You are to retype all of the data exactly as it appears.
═══ Extracted information
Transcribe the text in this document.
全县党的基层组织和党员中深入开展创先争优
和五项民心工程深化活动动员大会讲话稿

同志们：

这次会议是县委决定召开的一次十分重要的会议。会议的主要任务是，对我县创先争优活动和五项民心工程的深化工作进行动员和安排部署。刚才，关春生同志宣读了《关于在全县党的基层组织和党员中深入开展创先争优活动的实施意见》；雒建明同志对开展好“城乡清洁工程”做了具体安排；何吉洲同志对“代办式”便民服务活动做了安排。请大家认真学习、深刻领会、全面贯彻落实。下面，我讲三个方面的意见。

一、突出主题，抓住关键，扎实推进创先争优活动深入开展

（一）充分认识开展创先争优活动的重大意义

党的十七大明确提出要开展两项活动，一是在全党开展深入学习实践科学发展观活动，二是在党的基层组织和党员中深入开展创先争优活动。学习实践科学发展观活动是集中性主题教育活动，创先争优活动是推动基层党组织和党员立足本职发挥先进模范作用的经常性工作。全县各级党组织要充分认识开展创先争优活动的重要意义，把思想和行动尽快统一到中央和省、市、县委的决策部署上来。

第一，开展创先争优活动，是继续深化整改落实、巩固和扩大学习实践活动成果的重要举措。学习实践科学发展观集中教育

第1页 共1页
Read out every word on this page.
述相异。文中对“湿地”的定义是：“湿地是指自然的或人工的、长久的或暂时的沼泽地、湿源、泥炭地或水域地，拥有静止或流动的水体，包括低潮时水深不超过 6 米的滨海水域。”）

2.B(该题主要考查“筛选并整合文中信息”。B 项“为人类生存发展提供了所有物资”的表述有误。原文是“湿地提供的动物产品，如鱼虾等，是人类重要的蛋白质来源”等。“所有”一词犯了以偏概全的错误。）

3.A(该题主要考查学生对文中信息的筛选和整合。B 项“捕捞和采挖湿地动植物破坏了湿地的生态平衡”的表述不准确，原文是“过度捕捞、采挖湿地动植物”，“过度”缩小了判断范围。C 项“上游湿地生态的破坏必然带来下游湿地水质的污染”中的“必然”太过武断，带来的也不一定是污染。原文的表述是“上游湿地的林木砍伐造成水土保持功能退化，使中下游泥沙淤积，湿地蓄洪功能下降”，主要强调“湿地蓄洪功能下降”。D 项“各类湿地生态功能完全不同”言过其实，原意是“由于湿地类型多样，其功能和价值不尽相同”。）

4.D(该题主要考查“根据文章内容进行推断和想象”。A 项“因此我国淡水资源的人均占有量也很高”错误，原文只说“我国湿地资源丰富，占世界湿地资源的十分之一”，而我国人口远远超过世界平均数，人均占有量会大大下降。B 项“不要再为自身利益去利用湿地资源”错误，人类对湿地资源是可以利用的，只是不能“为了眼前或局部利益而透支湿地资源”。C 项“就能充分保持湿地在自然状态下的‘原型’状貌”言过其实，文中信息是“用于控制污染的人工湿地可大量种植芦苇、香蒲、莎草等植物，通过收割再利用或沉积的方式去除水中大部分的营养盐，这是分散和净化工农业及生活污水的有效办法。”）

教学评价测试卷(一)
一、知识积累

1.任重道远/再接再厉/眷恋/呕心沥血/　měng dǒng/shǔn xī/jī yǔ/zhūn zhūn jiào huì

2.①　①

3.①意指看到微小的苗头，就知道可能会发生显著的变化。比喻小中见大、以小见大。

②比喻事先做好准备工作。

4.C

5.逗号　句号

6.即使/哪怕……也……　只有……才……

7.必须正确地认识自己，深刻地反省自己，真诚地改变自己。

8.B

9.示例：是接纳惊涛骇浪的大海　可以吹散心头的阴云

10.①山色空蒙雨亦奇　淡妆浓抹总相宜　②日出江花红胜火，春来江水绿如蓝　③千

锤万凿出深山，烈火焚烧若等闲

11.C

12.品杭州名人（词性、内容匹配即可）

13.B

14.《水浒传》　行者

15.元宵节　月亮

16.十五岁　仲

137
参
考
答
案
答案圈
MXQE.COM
══════
Solution to the exercise |
Transcribe the text in this document.
全县党的基层组织和党员中深入开展创先争优
和五项民心工程深化活动动员大会讲话稿

同志们：

这次会议是县委决定召开的一次十分重要的会议。会议的主要任务是，对我县创先争优活动和五项民心工程的深化工作进行动员和安排部署。刚才，关春生同志宣读了《关于在全县党的基层组织和党员中深入开展创先争优活动的实施意见》；雒建明同志对开展好“城乡清洁工程”做了具体安排；何吉洲同志对“代办式”便民服务活动做了安排。请大家认真学习、深刻领会、全面贯彻落实。下面，我讲三个方面的意见。

一、突出主题，抓住关键，扎实推进创先争优活动深入开展

（一）充分认识开展创先争优活动的重大意义

党的十七大明确提出要开展两项活动，一是在全党开展深入学习实践科学发展观活动，二是在党的基层组织和党员中深入开展创先争优活动。学习实践科学发展观活动是集中性主题教育活动，创先争优活动是推动基层党组织和党员立足本职发挥先进模范作用的经常性工作。全县各级党组织要充分认识开展创先争优活动的重要意义，把思想和行动尽快统一到中央和省、市、县委的决策部署上来。

第一，开展创先争优活动，是继续深化整改落实、巩固和扩大学习实践活动成果的重要举措。学习实践科学发展观集中教育

第1页 共1页
Read out every word on this page.
述相异。文中对“湿地”的定义是：“湿地是指自然的或人工的、长久的或暂时的沼泽地、湿源、泥炭地或水域地，拥有静止或流动的水体，包括低潮时水深不超过 6 米的滨海水域。”）

2.B(该题主要考查“筛选并整合文中信息”。B 项“为人类生存发展提供了所有物资”的表述有误。原文是“湿地提供的动物产品，如鱼虾等，是人类重要的蛋白质来源”等。“所有”一词犯了以偏概全的错误。）

3.A(该题主要考查学生对文中信息的筛选和整合。B 项“捕捞和采挖湿地动植物破坏了湿地的生态平衡”的表述不准确，原文是“过度捕捞、采挖湿地动植物”，“过度”缩小了判断范围。C 项“上游湿地生态的破坏必然带来下游湿地水质的污染”中的“必然”太过武断，带来的也不一定是污染。原文的表述是“上游湿地的林木砍伐造成水土保持功能退化，使中下游泥沙淤积，湿地蓄洪功能下降”，主要强调“湿地蓄洪功能下降”。D 项“各类湿地生态功能完全不同”言过其实，原意是“由于湿地类型多样，其功能和价值不尽相同”。）

4.D(该题主要考查“根据文章内容进行推断和想象”。A 项“因此我国淡水资源的人均占有量也很高”错误，原文只说“我国湿地资源丰富，占世界湿地资源的十分之一”，而我国人口远远超过世界平均数，人均占有量会大大下降。B 项“不要再为自身利益去利用湿地资源”错误，人类对湿地资源是可以利用的，只是不能“为了眼前或局部利益而透支湿地资源”。C 项“就能充分保持湿地在自然状态下的‘原型’状貌”言过其实，文中信息是“用于控制污染的人工湿地可大量种植芦苇、香蒲、莎草等植物，通过收割再利用或沉积的方式去除水中大部分的营养盐，这是分散和净化工农业及生活污水的有效办法。”）

教学评价测试卷(一)
一、知识积累

1.任重道远/再接再厉/眷恋/呕心沥血/　měng dǒng/shǔn xī/jī yǔ/zhūn zhūn jiào huì

2.①　①

3.①意指看到微小的苗头，就知道可能会发生显著的变化。比喻小中见大、以小见大。

②比喻事先做好准备工作。

4.C

5.逗号　句号

6.即使/哪怕……也……　只有……才……

7.必须正确地认识自己，深刻地反省自己，真诚地改变自己。

8.B

9.示例：是接纳惊涛骇浪的大海　可以吹散心头的阴云

10.①山色空蒙雨亦奇　淡妆浓抹总相宜　②日出江花红胜火，春来江水绿如蓝　③千

锤万凿出深山，烈火焚烧若等闲

11.C

12.品杭州名人（词性、内容匹配即可）

13.B

14.《水浒传》　行者

15.元宵节　月亮

16.十五岁　仲

137
参
考
答
案
答案圈
MXQE.COM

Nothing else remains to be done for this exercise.